**Work instructions**
List all lines in the material below that contain "pkts".

== Entries provided ==

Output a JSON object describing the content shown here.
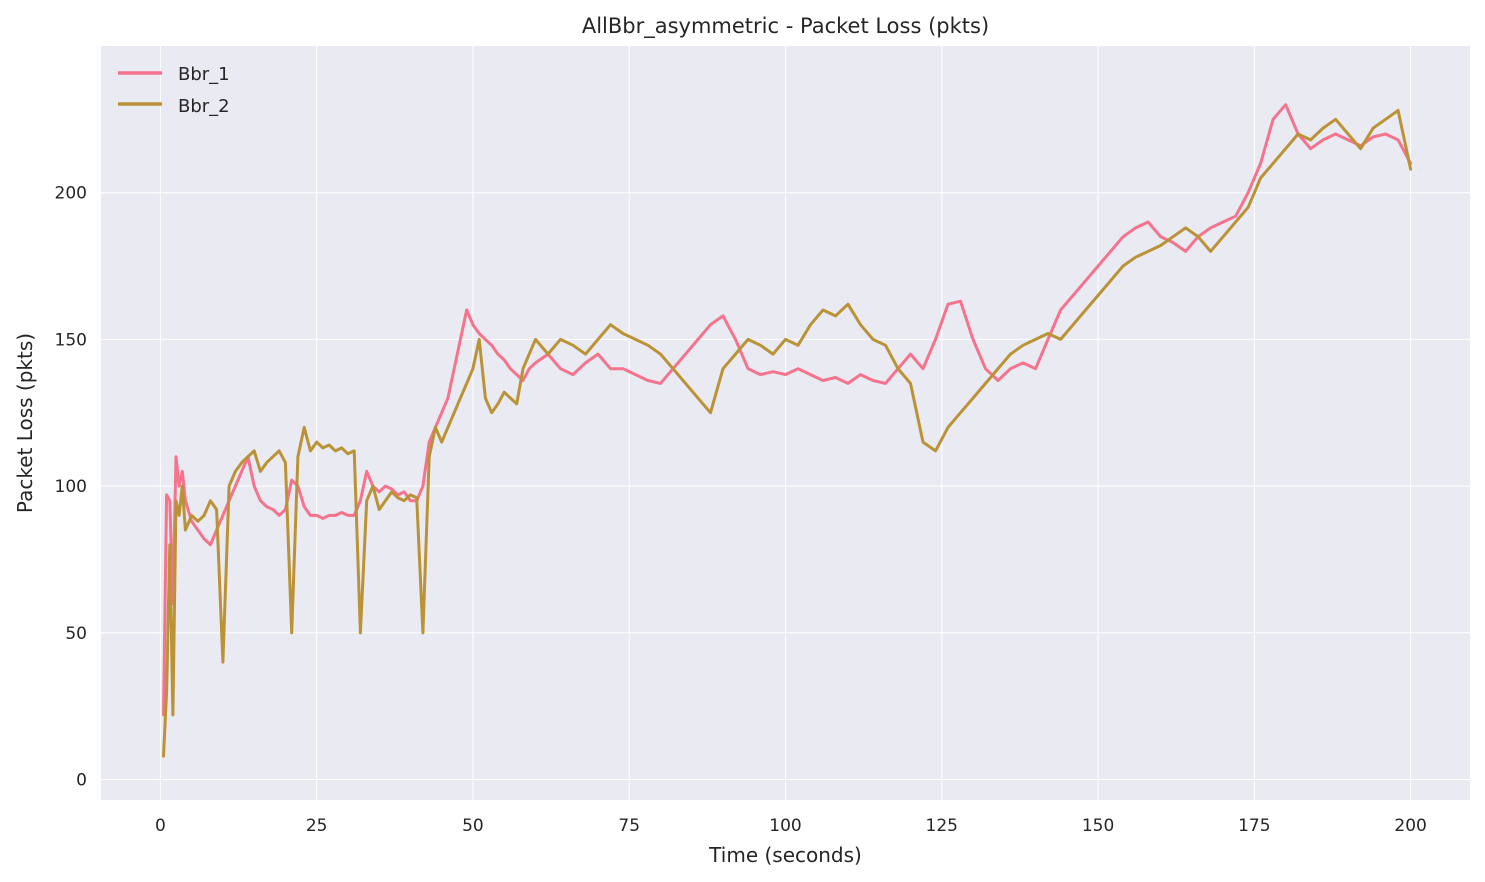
{
  "chart_data": {
    "type": "line",
    "title": "AllBbr_asymmetric - Packet Loss (pkts)",
    "xlabel": "Time (seconds)",
    "ylabel": "Packet Loss (pkts)",
    "xlim": [
      -9.5,
      209.5
    ],
    "ylim": [
      -7,
      250
    ],
    "xticks": [
      0,
      25,
      50,
      75,
      100,
      125,
      150,
      175,
      200
    ],
    "yticks": [
      0,
      50,
      100,
      150,
      200
    ],
    "grid": true,
    "legend_position": "top-left",
    "colors": {
      "background": "#eaeaf2",
      "grid": "#ffffff"
    },
    "series": [
      {
        "name": "Bbr_1",
        "color": "#f5738c",
        "x": [
          0.5,
          1,
          1.5,
          2,
          2.5,
          3,
          3.5,
          4,
          5,
          6,
          7,
          8,
          9,
          10,
          11,
          12,
          13,
          14,
          15,
          16,
          17,
          18,
          19,
          20,
          21,
          22,
          23,
          24,
          25,
          26,
          27,
          28,
          29,
          30,
          31,
          32,
          33,
          34,
          35,
          36,
          37,
          38,
          39,
          40,
          41,
          42,
          43,
          44,
          45,
          46,
          47,
          48,
          49,
          50,
          51,
          52,
          53,
          54,
          55,
          56,
          57,
          58,
          59,
          60,
          62,
          64,
          66,
          68,
          70,
          72,
          74,
          76,
          78,
          80,
          82,
          84,
          86,
          88,
          90,
          92,
          94,
          96,
          98,
          100,
          102,
          104,
          106,
          108,
          110,
          112,
          114,
          116,
          118,
          120,
          122,
          124,
          126,
          128,
          130,
          132,
          134,
          136,
          138,
          140,
          142,
          144,
          146,
          148,
          150,
          152,
          154,
          156,
          158,
          160,
          162,
          164,
          166,
          168,
          170,
          172,
          174,
          176,
          178,
          180,
          182,
          184,
          186,
          188,
          190,
          192,
          194,
          196,
          198,
          200
        ],
        "y": [
          22,
          97,
          95,
          60,
          110,
          100,
          105,
          95,
          88,
          85,
          82,
          80,
          85,
          90,
          95,
          100,
          105,
          110,
          100,
          95,
          93,
          92,
          90,
          92,
          102,
          100,
          93,
          90,
          90,
          89,
          90,
          90,
          91,
          90,
          90,
          95,
          105,
          100,
          98,
          100,
          99,
          97,
          98,
          95,
          95,
          100,
          115,
          120,
          125,
          130,
          140,
          150,
          160,
          155,
          152,
          150,
          148,
          145,
          143,
          140,
          138,
          136,
          140,
          142,
          145,
          140,
          138,
          142,
          145,
          140,
          140,
          138,
          136,
          135,
          140,
          145,
          150,
          155,
          158,
          150,
          140,
          138,
          139,
          138,
          140,
          138,
          136,
          137,
          135,
          138,
          136,
          135,
          140,
          145,
          140,
          150,
          162,
          163,
          150,
          140,
          136,
          140,
          142,
          140,
          150,
          160,
          165,
          170,
          175,
          180,
          185,
          188,
          190,
          185,
          183,
          180,
          185,
          188,
          190,
          192,
          200,
          210,
          225,
          230,
          220,
          215,
          218,
          220,
          218,
          216,
          219,
          220,
          218,
          210
        ]
      },
      {
        "name": "Bbr_2",
        "color": "#ba9337",
        "x": [
          0.5,
          1,
          1.5,
          2,
          2.5,
          3,
          3.5,
          4,
          5,
          6,
          7,
          8,
          9,
          10,
          11,
          12,
          13,
          14,
          15,
          16,
          17,
          18,
          19,
          20,
          21,
          22,
          23,
          24,
          25,
          26,
          27,
          28,
          29,
          30,
          31,
          32,
          33,
          34,
          35,
          36,
          37,
          38,
          39,
          40,
          41,
          42,
          43,
          44,
          45,
          46,
          47,
          48,
          49,
          50,
          51,
          52,
          53,
          54,
          55,
          56,
          57,
          58,
          59,
          60,
          62,
          64,
          66,
          68,
          70,
          72,
          74,
          76,
          78,
          80,
          82,
          84,
          86,
          88,
          90,
          92,
          94,
          96,
          98,
          100,
          102,
          104,
          106,
          108,
          110,
          112,
          114,
          116,
          118,
          120,
          122,
          124,
          126,
          128,
          130,
          132,
          134,
          136,
          138,
          140,
          142,
          144,
          146,
          148,
          150,
          152,
          154,
          156,
          158,
          160,
          162,
          164,
          166,
          168,
          170,
          172,
          174,
          176,
          178,
          180,
          182,
          184,
          186,
          188,
          190,
          192,
          194,
          196,
          198,
          200
        ],
        "y": [
          8,
          30,
          80,
          22,
          95,
          90,
          100,
          85,
          90,
          88,
          90,
          95,
          92,
          40,
          100,
          105,
          108,
          110,
          112,
          105,
          108,
          110,
          112,
          108,
          50,
          110,
          120,
          112,
          115,
          113,
          114,
          112,
          113,
          111,
          112,
          50,
          95,
          100,
          92,
          95,
          98,
          96,
          95,
          97,
          96,
          50,
          110,
          120,
          115,
          120,
          125,
          130,
          135,
          140,
          150,
          130,
          125,
          128,
          132,
          130,
          128,
          140,
          145,
          150,
          145,
          150,
          148,
          145,
          150,
          155,
          152,
          150,
          148,
          145,
          140,
          135,
          130,
          125,
          140,
          145,
          150,
          148,
          145,
          150,
          148,
          155,
          160,
          158,
          162,
          155,
          150,
          148,
          140,
          135,
          115,
          112,
          120,
          125,
          130,
          135,
          140,
          145,
          148,
          150,
          152,
          150,
          155,
          160,
          165,
          170,
          175,
          178,
          180,
          182,
          185,
          188,
          185,
          180,
          185,
          190,
          195,
          205,
          210,
          215,
          220,
          218,
          222,
          225,
          220,
          215,
          222,
          225,
          228,
          208
        ]
      }
    ]
  }
}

===

**Complete response**
    "title": "AllBbr_asymmetric - Packet Loss (pkts)",
    "ylabel": "Packet Loss (pkts)",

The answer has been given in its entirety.